*Directive*: Give the data below again, word for word.

— START —

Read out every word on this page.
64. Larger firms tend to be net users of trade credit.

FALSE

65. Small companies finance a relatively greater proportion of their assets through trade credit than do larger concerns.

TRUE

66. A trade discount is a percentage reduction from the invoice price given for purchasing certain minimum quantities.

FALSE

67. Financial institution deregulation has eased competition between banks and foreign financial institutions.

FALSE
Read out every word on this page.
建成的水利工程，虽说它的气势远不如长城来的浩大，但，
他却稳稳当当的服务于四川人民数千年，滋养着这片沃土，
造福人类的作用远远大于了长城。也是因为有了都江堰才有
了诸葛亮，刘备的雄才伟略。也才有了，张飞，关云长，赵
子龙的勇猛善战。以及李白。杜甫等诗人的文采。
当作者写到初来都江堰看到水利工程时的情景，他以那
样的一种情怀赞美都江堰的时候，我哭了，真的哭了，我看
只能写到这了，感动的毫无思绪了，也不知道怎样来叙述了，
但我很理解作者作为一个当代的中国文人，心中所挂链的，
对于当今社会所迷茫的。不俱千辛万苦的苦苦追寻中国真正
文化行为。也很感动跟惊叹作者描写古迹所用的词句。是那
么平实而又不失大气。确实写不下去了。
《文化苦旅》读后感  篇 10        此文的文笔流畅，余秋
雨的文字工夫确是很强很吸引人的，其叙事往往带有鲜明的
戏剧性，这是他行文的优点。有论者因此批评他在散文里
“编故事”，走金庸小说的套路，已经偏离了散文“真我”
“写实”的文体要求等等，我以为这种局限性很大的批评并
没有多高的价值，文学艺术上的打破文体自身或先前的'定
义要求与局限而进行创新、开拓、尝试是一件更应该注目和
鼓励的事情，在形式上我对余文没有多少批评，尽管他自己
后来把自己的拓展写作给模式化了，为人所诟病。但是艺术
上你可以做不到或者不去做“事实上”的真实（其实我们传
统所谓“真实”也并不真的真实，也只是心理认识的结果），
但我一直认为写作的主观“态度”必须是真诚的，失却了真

— END —

*Answer to the exercise*:
Read out every word on this page.
64. Larger firms tend to be net users of trade credit.

FALSE

65. Small companies finance a relatively greater proportion of their assets through trade credit than do larger concerns.

TRUE

66. A trade discount is a percentage reduction from the invoice price given for purchasing certain minimum quantities.

FALSE

67. Financial institution deregulation has eased competition between banks and foreign financial institutions.

FALSE
Read out every word on this page.
建成的水利工程，虽说它的气势远不如长城来的浩大，但，
他却稳稳当当的服务于四川人民数千年，滋养着这片沃土，
造福人类的作用远远大于了长城。也是因为有了都江堰才有
了诸葛亮，刘备的雄才伟略。也才有了，张飞，关云长，赵
子龙的勇猛善战。以及李白。杜甫等诗人的文采。
当作者写到初来都江堰看到水利工程时的情景，他以那
样的一种情怀赞美都江堰的时候，我哭了，真的哭了，我看
只能写到这了，感动的毫无思绪了，也不知道怎样来叙述了，
但我很理解作者作为一个当代的中国文人，心中所挂链的，
对于当今社会所迷茫的。不俱千辛万苦的苦苦追寻中国真正
文化行为。也很感动跟惊叹作者描写古迹所用的词句。是那
么平实而又不失大气。确实写不下去了。
《文化苦旅》读后感  篇 10        此文的文笔流畅，余秋
雨的文字工夫确是很强很吸引人的，其叙事往往带有鲜明的
戏剧性，这是他行文的优点。有论者因此批评他在散文里
“编故事”，走金庸小说的套路，已经偏离了散文“真我”
“写实”的文体要求等等，我以为这种局限性很大的批评并
没有多高的价值，文学艺术上的打破文体自身或先前的'定
义要求与局限而进行创新、开拓、尝试是一件更应该注目和
鼓励的事情，在形式上我对余文没有多少批评，尽管他自己
后来把自己的拓展写作给模式化了，为人所诟病。但是艺术
上你可以做不到或者不去做“事实上”的真实（其实我们传
统所谓“真实”也并不真的真实，也只是心理认识的结果），
但我一直认为写作的主观“态度”必须是真诚的，失却了真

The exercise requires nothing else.